### RECORDED DATA

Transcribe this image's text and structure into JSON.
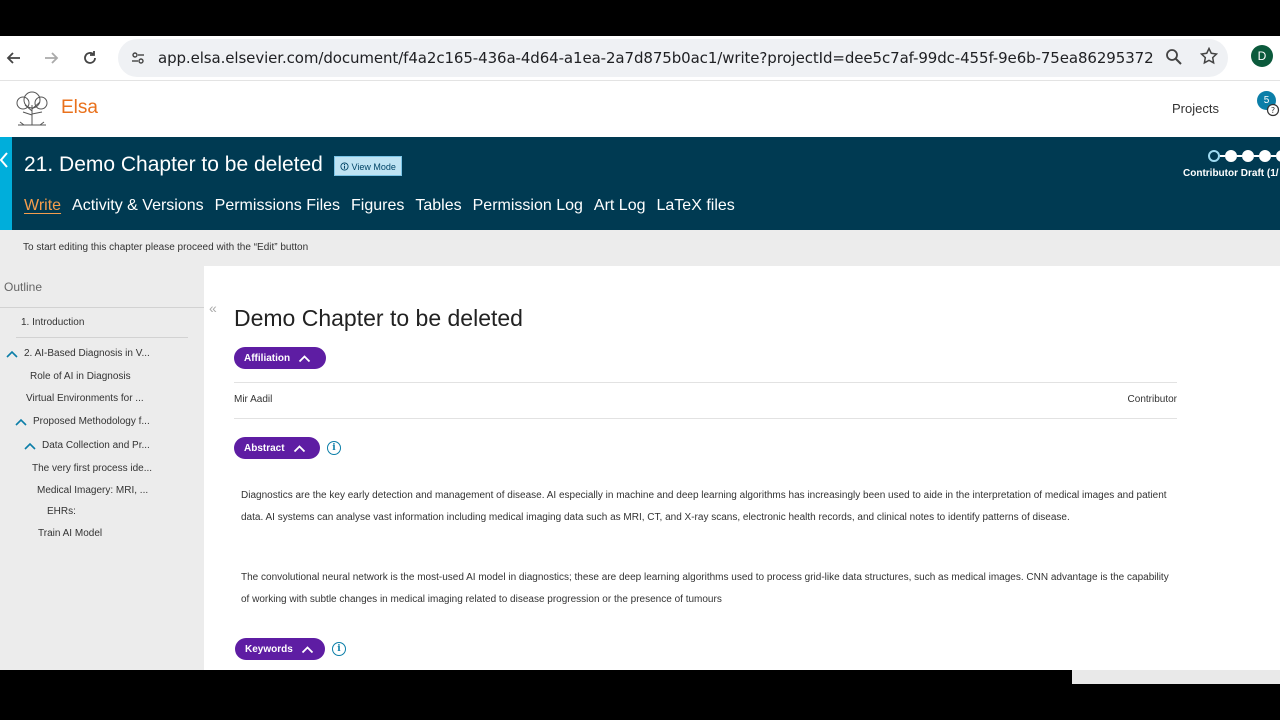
{
  "browser": {
    "url": "app.elsa.elsevier.com/document/f4a2c165-436a-4d64-a1ea-2a7d875b0ac1/write?projectId=dee5c7af-99dc-455f-9e6b-75ea86295372",
    "profile_initial": "D"
  },
  "app": {
    "brand": "Elsa",
    "projects_label": "Projects",
    "notification_count": "5"
  },
  "chapter": {
    "title": "21. Demo Chapter to be deleted",
    "view_mode_label": "View Mode",
    "stage_label": "Contributor Draft (1/",
    "tabs": [
      {
        "label": "Write",
        "active": true
      },
      {
        "label": "Activity & Versions"
      },
      {
        "label": "Permissions Files"
      },
      {
        "label": "Figures"
      },
      {
        "label": "Tables"
      },
      {
        "label": "Permission Log"
      },
      {
        "label": "Art Log"
      },
      {
        "label": "LaTeX files"
      }
    ]
  },
  "notice": {
    "text": "To start editing this chapter please proceed with the “Edit” button"
  },
  "outline": {
    "title": "Outline",
    "items": [
      {
        "label": "1. Introduction"
      },
      {
        "label": "2. AI-Based Diagnosis in V..."
      },
      {
        "label": "Role of AI in Diagnosis"
      },
      {
        "label": "Virtual Environments for ..."
      },
      {
        "label": "Proposed Methodology f..."
      },
      {
        "label": "Data Collection and Pr..."
      },
      {
        "label": "The very first process ide..."
      },
      {
        "label": "Medical Imagery: MRI, ..."
      },
      {
        "label": "EHRs:"
      },
      {
        "label": "Train AI Model"
      }
    ]
  },
  "document": {
    "title": "Demo Chapter to be deleted",
    "affiliation_label": "Affiliation",
    "author_name": "Mir Aadil",
    "author_role": "Contributor",
    "abstract_label": "Abstract",
    "abstract_paragraphs": [
      "Diagnostics are the key early detection and management of disease. AI especially in machine and deep learning algorithms has increasingly been used to aide in the interpretation of medical images and patient data. AI systems can analyse vast information including medical imaging data such as MRI, CT, and X-ray scans, electronic health records, and clinical notes to identify patterns of disease.",
      "The convolutional neural network is the most-used AI model in diagnostics; these are deep learning algorithms used to process grid-like data structures, such as medical images. CNN advantage is the capability of working with subtle changes in medical imaging related to disease progression or the presence of tumours"
    ],
    "keywords_label": "Keywords"
  },
  "colors": {
    "banner": "#003a52",
    "accent": "#00aedb",
    "brand": "#e9711c",
    "pill": "#5e1da3",
    "active_tab": "#f39d4d"
  }
}
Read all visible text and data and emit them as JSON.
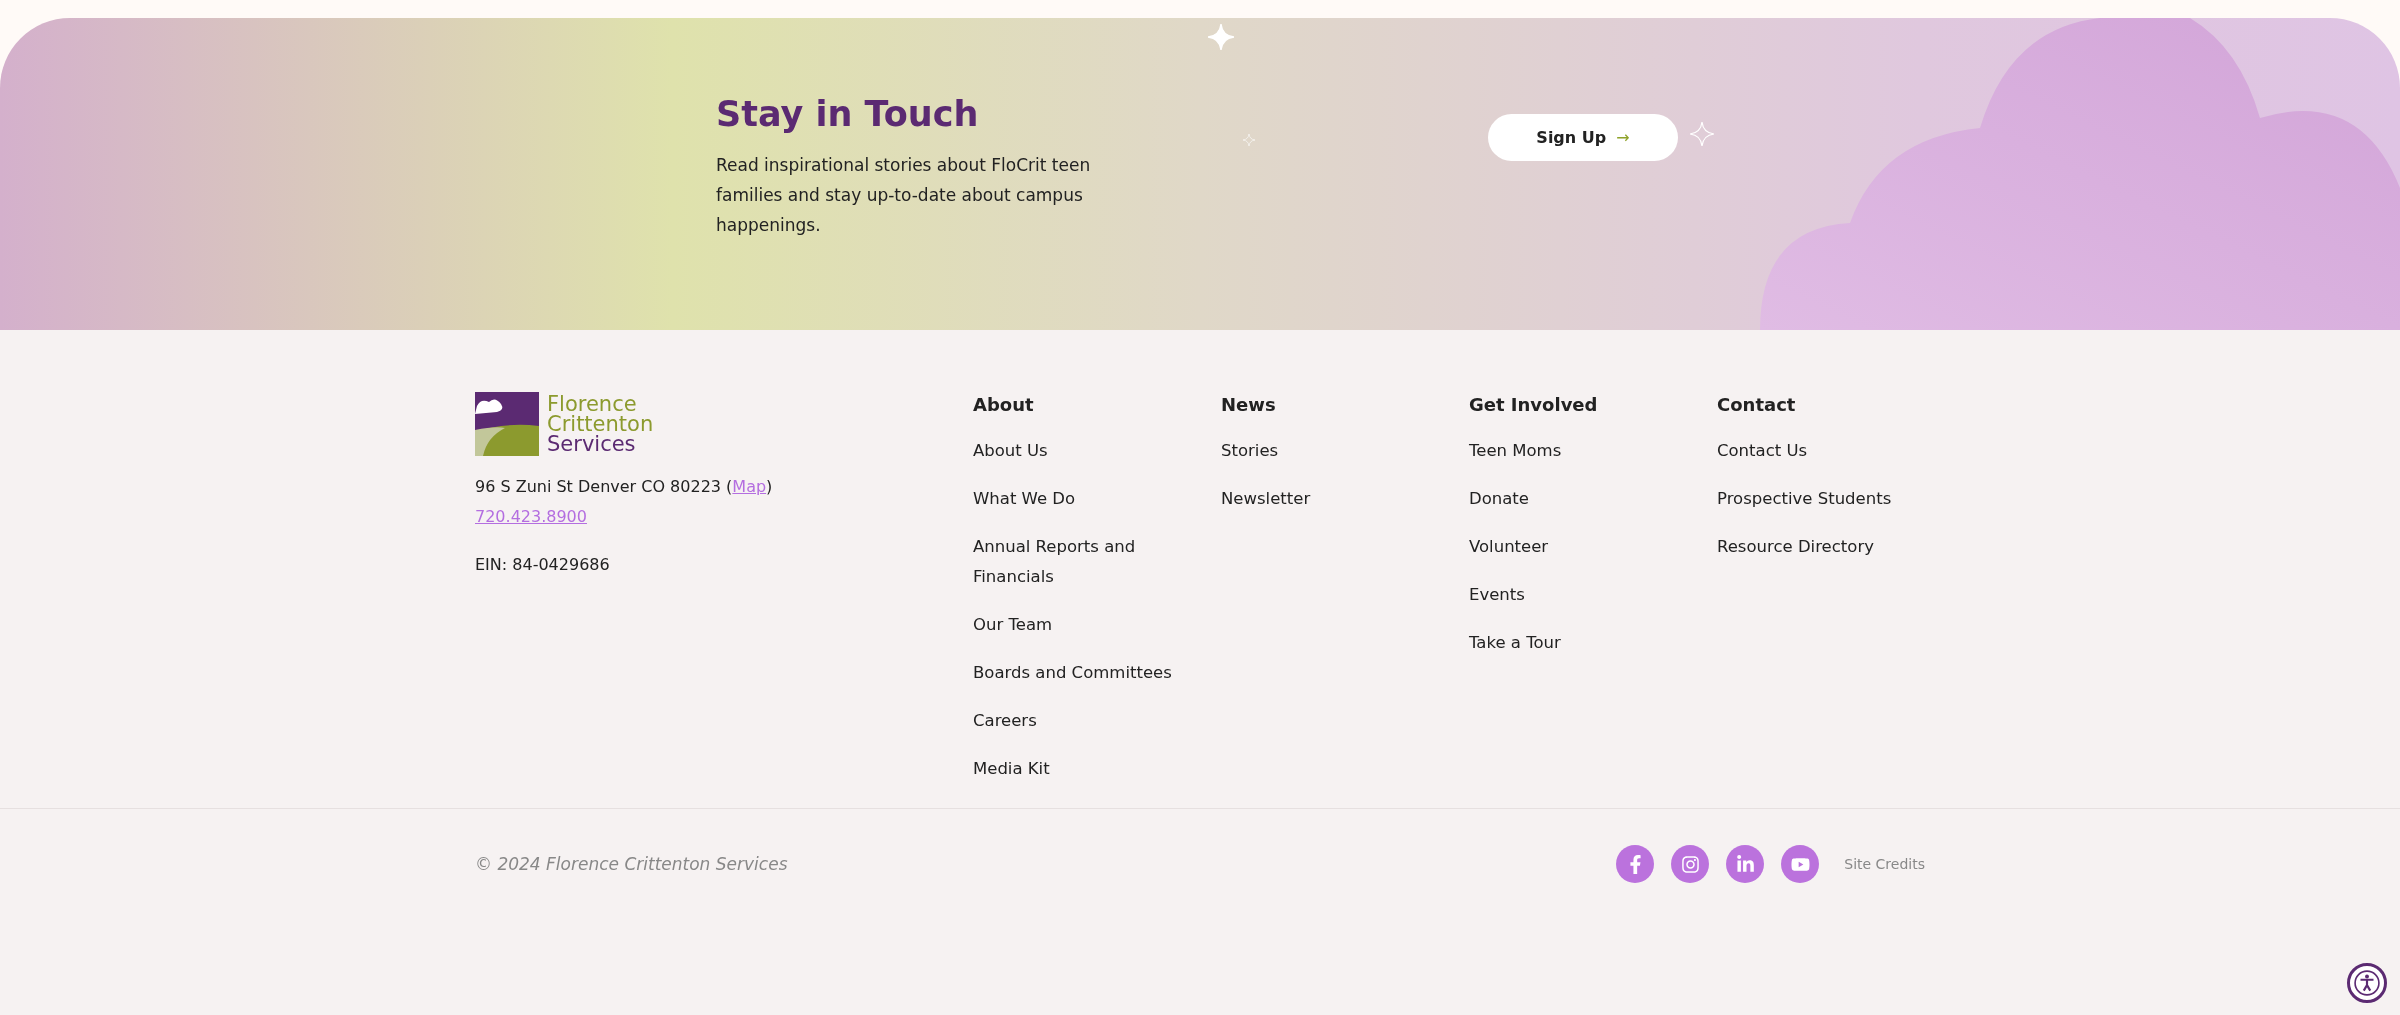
{
  "signup": {
    "title": "Stay in Touch",
    "text": "Read inspirational stories about FloCrit teen families and stay up-to-date about campus happenings.",
    "button": "Sign Up",
    "button_icon": "→"
  },
  "footer": {
    "logo": [
      "Florence",
      "Crittenton",
      "Services"
    ],
    "address": "96 S Zuni St Denver CO 80223 (",
    "map_link": "Map",
    "address_end": ")",
    "phone": "720.423.8900",
    "ein": "EIN: 84-0429686",
    "columns": [
      {
        "heading": "About",
        "links": [
          "About Us",
          "What We Do",
          "Annual Reports and Financials",
          "Our Team",
          "Boards and Committees",
          "Careers",
          "Media Kit"
        ]
      },
      {
        "heading": "News",
        "links": [
          "Stories",
          "Newsletter"
        ]
      },
      {
        "heading": "Get Involved",
        "links": [
          "Teen Moms",
          "Donate",
          "Volunteer",
          "Events",
          "Take a Tour"
        ]
      },
      {
        "heading": "Contact",
        "links": [
          "Contact Us",
          "Prospective Students",
          "Resource Directory"
        ]
      }
    ]
  },
  "bottom": {
    "copyright": "© 2024 Florence Crittenton Services",
    "social": [
      {
        "kind": "facebook"
      },
      {
        "kind": "instagram"
      },
      {
        "kind": "linkedin"
      },
      {
        "kind": "youtube"
      }
    ],
    "credits": "Site Credits"
  }
}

######

EXERCISE INSTRUCTIONS >>
Quote the records in full and exactly; skip any image.

SOLUTION TO THIS PROBLEM >>
Transcribe this image's text and structure into JSON.
{
  "browser": {
    "url": "app.elsa.elsevier.com/document/f4a2c165-436a-4d64-a1ea-2a7d875b0ac1/write?projectId=dee5c7af-99dc-455f-9e6b-75ea86295372",
    "profile_initial": "D"
  },
  "app": {
    "brand": "Elsa",
    "projects_label": "Projects",
    "notification_count": "5"
  },
  "chapter": {
    "title": "21. Demo Chapter to be deleted",
    "view_mode_label": "View Mode",
    "stage_label": "Contributor Draft (1/",
    "tabs": [
      {
        "label": "Write",
        "active": true
      },
      {
        "label": "Activity & Versions"
      },
      {
        "label": "Permissions Files"
      },
      {
        "label": "Figures"
      },
      {
        "label": "Tables"
      },
      {
        "label": "Permission Log"
      },
      {
        "label": "Art Log"
      },
      {
        "label": "LaTeX files"
      }
    ]
  },
  "notice": {
    "text": "To start editing this chapter please proceed with the “Edit” button"
  },
  "outline": {
    "title": "Outline",
    "items": [
      {
        "label": "1. Introduction"
      },
      {
        "label": "2. AI-Based Diagnosis in V..."
      },
      {
        "label": "Role of AI in Diagnosis"
      },
      {
        "label": "Virtual Environments for ..."
      },
      {
        "label": "Proposed Methodology f..."
      },
      {
        "label": "Data Collection and Pr..."
      },
      {
        "label": "The very first process ide..."
      },
      {
        "label": "Medical Imagery: MRI, ..."
      },
      {
        "label": "EHRs:"
      },
      {
        "label": "Train AI Model"
      }
    ]
  },
  "document": {
    "title": "Demo Chapter to be deleted",
    "affiliation_label": "Affiliation",
    "author_name": "Mir Aadil",
    "author_role": "Contributor",
    "abstract_label": "Abstract",
    "abstract_paragraphs": [
      "Diagnostics are the key early detection and management of disease. AI especially in machine and deep learning algorithms has increasingly been used to aide in the interpretation of medical images and patient data. AI systems can analyse vast information including medical imaging data such as MRI, CT, and X-ray scans, electronic health records, and clinical notes to identify patterns of disease.",
      "The convolutional neural network is the most-used AI model in diagnostics; these are deep learning algorithms used to process grid-like data structures, such as medical images. CNN advantage is the capability of working with subtle changes in medical imaging related to disease progression or the presence of tumours"
    ],
    "keywords_label": "Keywords"
  },
  "colors": {
    "banner": "#003a52",
    "accent": "#00aedb",
    "brand": "#e9711c",
    "pill": "#5e1da3",
    "active_tab": "#f39d4d"
  }
}
Read all visible text and data and emit them as JSON.
{
  "signup": {
    "title": "Stay in Touch",
    "text": "Read inspirational stories about FloCrit teen families and stay up-to-date about campus happenings.",
    "button": "Sign Up",
    "button_icon": "→"
  },
  "footer": {
    "logo": [
      "Florence",
      "Crittenton",
      "Services"
    ],
    "address": "96 S Zuni St Denver CO 80223 (",
    "map_link": "Map",
    "address_end": ")",
    "phone": "720.423.8900",
    "ein": "EIN: 84-0429686",
    "columns": [
      {
        "heading": "About",
        "links": [
          "About Us",
          "What We Do",
          "Annual Reports and Financials",
          "Our Team",
          "Boards and Committees",
          "Careers",
          "Media Kit"
        ]
      },
      {
        "heading": "News",
        "links": [
          "Stories",
          "Newsletter"
        ]
      },
      {
        "heading": "Get Involved",
        "links": [
          "Teen Moms",
          "Donate",
          "Volunteer",
          "Events",
          "Take a Tour"
        ]
      },
      {
        "heading": "Contact",
        "links": [
          "Contact Us",
          "Prospective Students",
          "Resource Directory"
        ]
      }
    ]
  },
  "bottom": {
    "copyright": "© 2024 Florence Crittenton Services",
    "social": [
      {
        "kind": "facebook"
      },
      {
        "kind": "instagram"
      },
      {
        "kind": "linkedin"
      },
      {
        "kind": "youtube"
      }
    ],
    "credits": "Site Credits"
  }
}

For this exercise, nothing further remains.